Task.
Using the listing below, extract each line that has the word "заданием" in it.

:::::

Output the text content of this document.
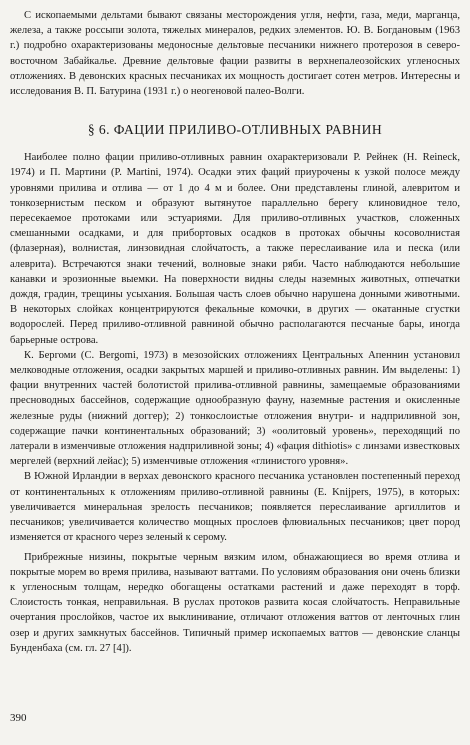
С ископаемыми дельтами бывают связаны месторождения угля, нефти, газа, меди, марганца, железа, а также россыпи золота, тяжелых минералов, редких элементов. Ю. В. Богдановым (1963 г.) подробно охарактеризованы медоносные дельтовые песчаники нижнего протерозоя в северо-восточном Забайкалье. Древние дельтовые фации развиты в верхнепалеозойских угленосных отложениях. В девонских красных песчаниках их мощность достигает сотен метров. Интересны и исследования В. П. Батурина (1931 г.) о неогеновой палео-Волги.

§ 6. ФАЦИИ ПРИЛИВО-ОТЛИВНЫХ РАВНИН

Наиболее полно фации приливо-отливных равнин охарактеризовали Р. Рейнек (H. Reineck, 1974) и П. Мартини (P. Martini, 1974). Осадки этих фаций приурочены к узкой полосе между уровнями прилива и отлива — от 1 до 4 м и более. Они представлены глиной, алевритом и тонкозернистым песком и образуют вытянутое параллельно берегу клиновидное тело, пересекаемое протоками или эстуариями. Для приливо-отливных участков, сложенных смешанными осадками, и для прибортовых осадков в протоках обычны косоволнистая (флазерная), волнистая, линзовидная слойчатость, а также переслаивание ила и песка (или алеврита). Встречаются знаки течений, волновые знаки ряби. Часто наблюдаются небольшие канавки и эрозионные выемки. На поверхности видны следы наземных животных, отпечатки дождя, градин, трещины усыхания. Большая часть слоев обычно нарушена донными животными. В некоторых слойках концентрируются фекальные комочки, в других — окатанные сгустки водорослей. Перед приливо-отливной равниной обычно располагаются песчаные бары, иногда барьерные острова.

К. Бергоми (C. Bergomi, 1973) в мезозойских отложениях Центральных Апеннин установил мелководные отложения, осадки закрытых маршей и приливо-отливных равнин. Им выделены: 1) фации внутренних частей болотистой прилива-отливной равнины, замещаемые образованиями пресноводных бассейнов, содержащие однообразную фауну, наземные растения и окисленные железные руды (нижний доггер); 2) тонкослоистые отложения внутри- и надприливной зон, содержащие пачки континентальных образований; 3) «оолитовый уровень», переходящий по латерали в изменчивые отложения надприливной зоны; 4) «фация dithiotis» с линзами известковых мергелей (верхний лейас); 5) изменчивые отложения «глинистого уровня».

В Южной Ирландии в верхах девонского красного песчаника установлен постепенный переход от континентальных к отложениям приливо-отливной равнины (E. Knijpers, 1975), в которых: увеличивается минеральная зрелость песчаников; появляется переслаивание аргиллитов и песчаников; увеличивается количество мощных прослоев флювиальных песчаников; цвет пород изменяется от красного через зеленый к серому.

Прибрежные низины, покрытые черным вязким илом, обнажающиеся во время отлива и покрытые морем во время прилива, называют ваттами. По условиям образования они очень близки к угленосным толщам, нередко обогащены остатками растений и даже переходят в торф. Слоистость тонкая, неправильная. В руслах протоков развита косая слойчатость. Неправильные очертания прослойков, частое их выклинивание, отличают отложения ваттов от ленточных глин озер и других замкнутых бассейнов. Типичный пример ископаемых ваттов — девонские сланцы Бунденбаха (см. гл. 27 [4]).

390
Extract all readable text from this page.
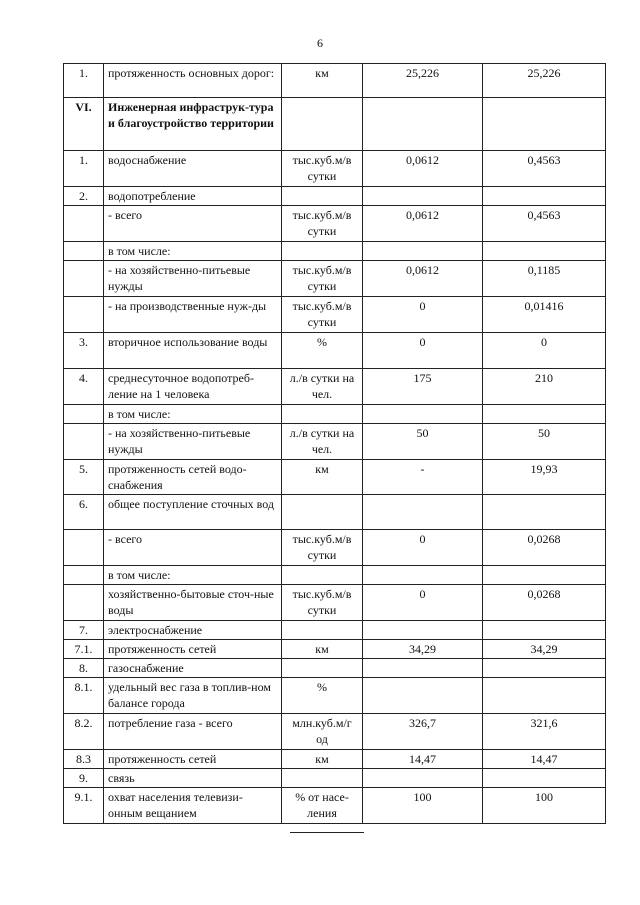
6
1.	протяженность основных дорог:	км	25,226	25,226
VI.	Инженерная инфраструк-тура и благоустройство территории			
1.	водоснабжение	тыс.куб.м/в сутки	0,0612	0,4563
2.	водопотребление			
	- всего	тыс.куб.м/в сутки	0,0612	0,4563
	в том числе:			
	- на хозяйственно-питьевые нужды	тыс.куб.м/в сутки	0,0612	0,1185
	- на производственные нуж-ды	тыс.куб.м/в сутки	0	0,01416
3.	вторичное использование воды	%	0	0
4.	среднесуточное водопотреб-ление на 1 человека	л./в сутки на чел.	175	210
	в том числе:			
	- на хозяйственно-питьевые нужды	л./в сутки на чел.	50	50
5.	протяженность сетей водо-снабжения	км	-	19,93
6.	общее поступление сточных вод			
	- всего	тыс.куб.м/в сутки	0	0,0268
	в том числе:			
	хозяйственно-бытовые сточ-ные воды	тыс.куб.м/в сутки	0	0,0268
7.	электроснабжение			
7.1.	протяженность сетей	км	34,29	34,29
8.	газоснабжение			
8.1.	удельный вес газа в топлив-ном балансе города	%		
8.2.	потребление газа - всего	млн.куб.м/г од	326,7	321,6
8.3	протяженность сетей	км	14,47	14,47
9.	связь			
9.1.	охват населения телевизи-онным вещанием	% от насе-ления	100	100
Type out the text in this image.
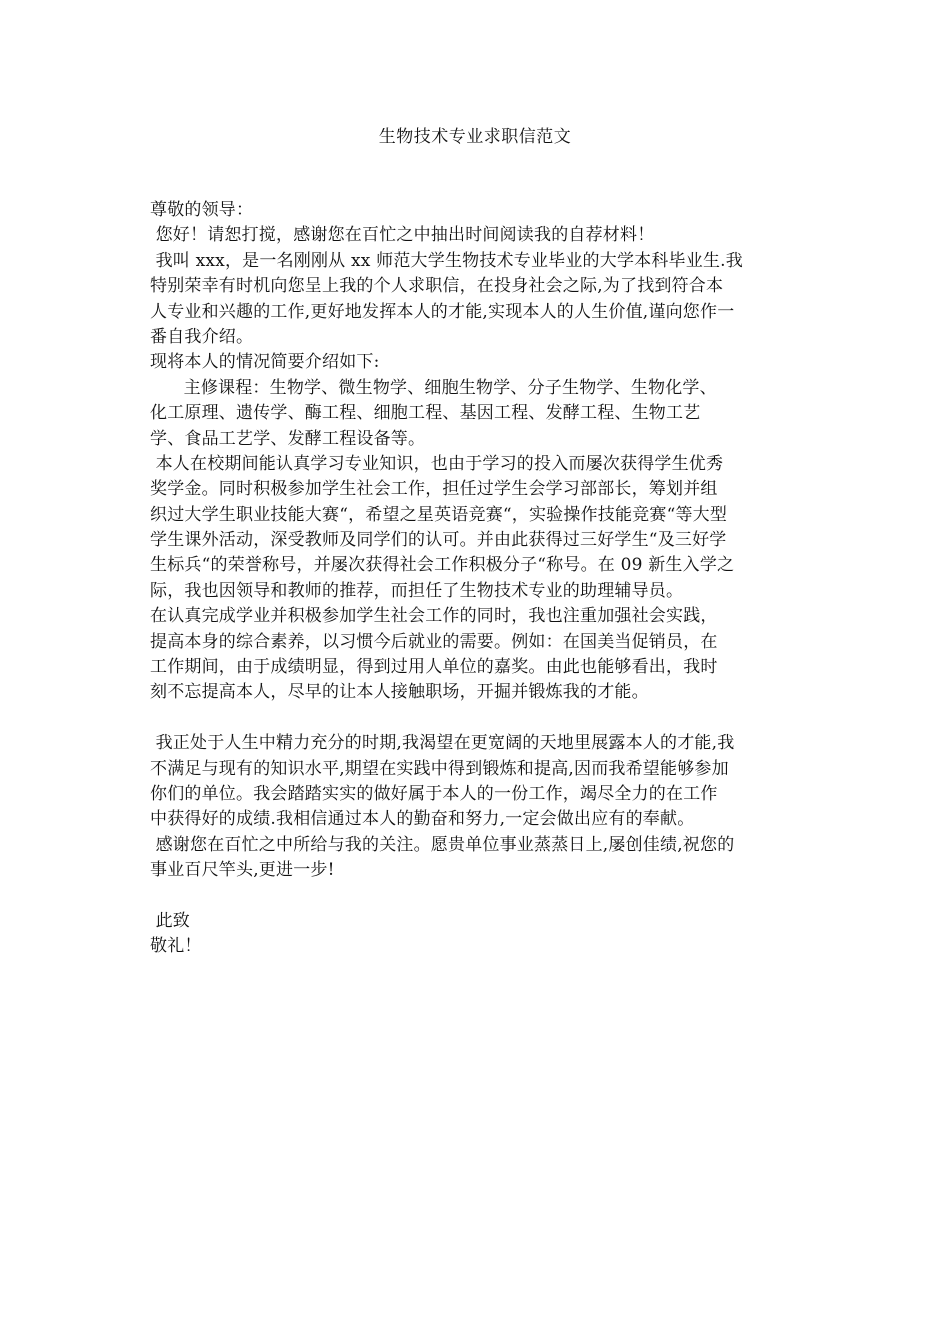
生物技术专业求职信范文
尊敬的领导：
您好！请恕打搅，感谢您在百忙之中抽出时间阅读我的自荐材料！
我叫 xxx，是一名刚刚从 xx 师范大学生物技术专业毕业的大学本科毕业生.我
特别荣幸有时机向您呈上我的个人求职信，在投身社会之际,为了找到符合本
人专业和兴趣的工作,更好地发挥本人的才能,实现本人的人生价值,谨向您作一
番自我介绍。
现将本人的情况简要介绍如下:
主修课程：生物学、微生物学、细胞生物学、分子生物学、生物化学、
化工原理、遗传学、酶工程、细胞工程、基因工程、发酵工程、生物工艺
学、食品工艺学、发酵工程设备等。
本人在校期间能认真学习专业知识，也由于学习的投入而屡次获得学生优秀
奖学金。同时积极参加学生社会工作，担任过学生会学习部部长，筹划并组
织过大学生职业技能大赛“，希望之星英语竞赛“，实验操作技能竞赛“等大型
学生课外活动，深受教师及同学们的认可。并由此获得过三好学生“及三好学
生标兵“的荣誉称号，并屡次获得社会工作积极分子“称号。在 09 新生入学之
际，我也因领导和教师的推荐，而担任了生物技术专业的助理辅导员。
在认真完成学业并积极参加学生社会工作的同时，我也注重加强社会实践，
提高本身的综合素养，以习惯今后就业的需要。例如：在国美当促销员，在
工作期间，由于成绩明显，得到过用人单位的嘉奖。由此也能够看出，我时
刻不忘提高本人，尽早的让本人接触职场，开掘并锻炼我的才能。
我正处于人生中精力充分的时期,我渴望在更宽阔的天地里展露本人的才能,我
不满足与现有的知识水平,期望在实践中得到锻炼和提高,因而我希望能够参加
你们的单位。我会踏踏实实的做好属于本人的一份工作，竭尽全力的在工作
中获得好的成绩.我相信通过本人的勤奋和努力,一定会做出应有的奉献。
感谢您在百忙之中所给与我的关注。愿贵单位事业蒸蒸日上,屡创佳绩,祝您的
事业百尺竿头,更进一步!
此致
敬礼！
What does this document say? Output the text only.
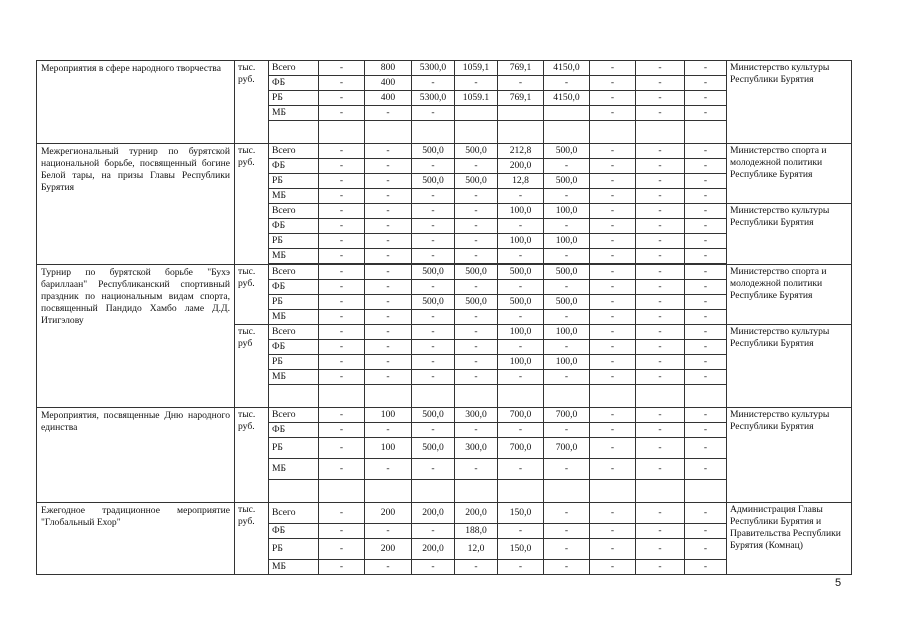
Мероприятия в сфере народного творчества	тыс. руб.	Всего	-	800	5300,0	1059,1	769,1	4150,0	-	-	-	Министерство культуры Республики Бурятия
		ФБ	-	400	-	-	-	-	-	-	-	
		РБ	-	400	5300,0	1059.1	769,1	4150,0	-	-	-	
		МБ	-	-	-				-	-	-	

Межрегиональный турнир по бурятской национальной борьбе, посвященный богине Белой тары, на призы Главы Республики Бурятия	тыс. руб.	Всего	-	-	500,0	500,0	212,8	500,0	-	-	-	Министерство спорта и молодежной политики Республике Бурятия
		ФБ	-	-	-	-	200,0	-	-	-	-	
		РБ	-	-	500,0	500,0	12,8	500,0	-	-	-	
		МБ	-	-	-	-	-	-	-	-	-	
		Всего	-	-	-	-	100,0	100,0	-	-	-	Министерство культуры Республики Бурятия
		ФБ	-	-	-	-	-	-	-	-	-	
		РБ	-	-	-	-	100,0	100,0	-	-	-	
		МБ	-	-	-	-	-	-	-	-	-	

Турнир по бурятской борьбе "Бухэ бариллаан" Республиканский спортивный праздник по национальным видам спорта, посвященный Пандидо Хамбо ламе Д.Д. Итигэлову	тыс. руб.	Всего	-	-	500,0	500,0	500,0	500,0	-	-	-	Министерство спорта и молодежной политики Республике Бурятия
		ФБ	-	-	-	-	-	-	-	-	-	
		РБ	-	-	500,0	500,0	500,0	500,0	-	-	-	
		МБ	-	-	-	-	-	-	-	-	-	
	тыс. руб	Всего	-	-	-	-	100,0	100,0	-	-	-	Министерство культуры Республики Бурятия
		ФБ	-	-	-	-	-	-	-	-	-	
		РБ	-	-	-	-	100,0	100,0	-	-	-	
		МБ	-	-	-	-	-	-	-	-	-	

Мероприятия, посвященные Дню народного единства	тыс. руб.	Всего	-	100	500,0	300,0	700,0	700,0	-	-	-	Министерство культуры Республики Бурятия
		ФБ	-	-	-	-	-	-	-	-	-	
		РБ	-	100	500,0	300,0	700,0	700,0	-	-	-	
		МБ	-	-	-	-	-	-	-	-	-	

Ежегодное традиционное мероприятие "Глобальный Ехор"	тыс. руб.	Всего	-	200	200,0	200,0	150,0	-	-	-	-	Администрация Главы Республики Бурятия и Правительства Республики Бурятия (Комнац)
		ФБ	-	-	-	188,0	-	-	-	-	-	
		РБ	-	200	200,0	12,0	150,0	-	-	-	-	
		МБ	-	-	-	-	-	-	-	-	-	
5
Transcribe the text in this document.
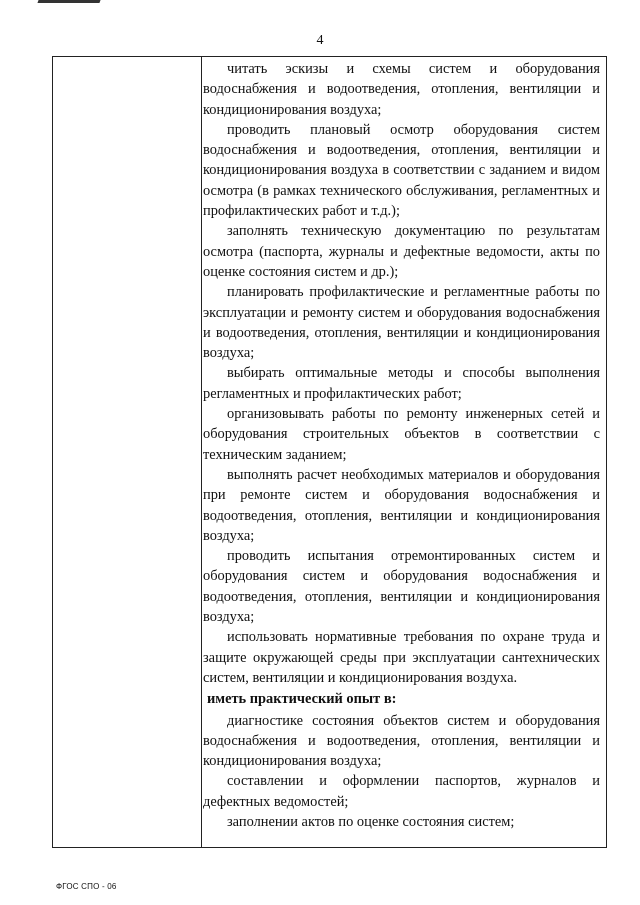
4

читать эскизы и схемы систем и оборудования водоснабжения и водоотведения, отопления, вентиляции и кондиционирования воздуха;

проводить плановый осмотр оборудования систем водоснабжения и водоотведения, отопления, вентиляции и кондиционирования воздуха в соответствии с заданием и видом осмотра (в рамках технического обслуживания, регламентных и профилактических работ и т.д.);

заполнять техническую документацию по результатам осмотра (паспорта, журналы и дефектные ведомости, акты по оценке состояния систем и др.);

планировать профилактические и регламентные работы по эксплуатации и ремонту систем и оборудования водоснабжения и водоотведения, отопления, вентиляции и кондиционирования воздуха;

выбирать оптимальные методы и способы выполнения регламентных и профилактических работ;

организовывать работы по ремонту инженерных сетей и оборудования строительных объектов в соответствии с техническим заданием;

выполнять расчет необходимых материалов и оборудования при ремонте систем и оборудования водоснабжения и водоотведения, отопления, вентиляции и кондиционирования воздуха;

проводить испытания отремонтированных систем и оборудования систем и оборудования водоснабжения и водоотведения, отопления, вентиляции и кондиционирования воздуха;

использовать нормативные требования по охране труда и защите окружающей среды при эксплуатации сантехнических систем, вентиляции и кондиционирования воздуха.

иметь практический опыт в:

диагностике состояния объектов систем и оборудования водоснабжения и водоотведения, отопления, вентиляции и кондиционирования воздуха;

составлении и оформлении паспортов, журналов и дефектных ведомостей;

заполнении актов по оценке состояния систем;

ФГОС СПО - 06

:::::

In response.
проводить плановый осмотр оборудования систем водоснабжения и водоотведения, отопления, вентиляции и кондиционирования воздуха в соответствии с заданием и видом осмотра (в рамках технического обслуживания, регламентных и профилактических работ и т.д.);
организовывать работы по ремонту инженерных сетей и оборудования строительных объектов в соответствии с техническим заданием;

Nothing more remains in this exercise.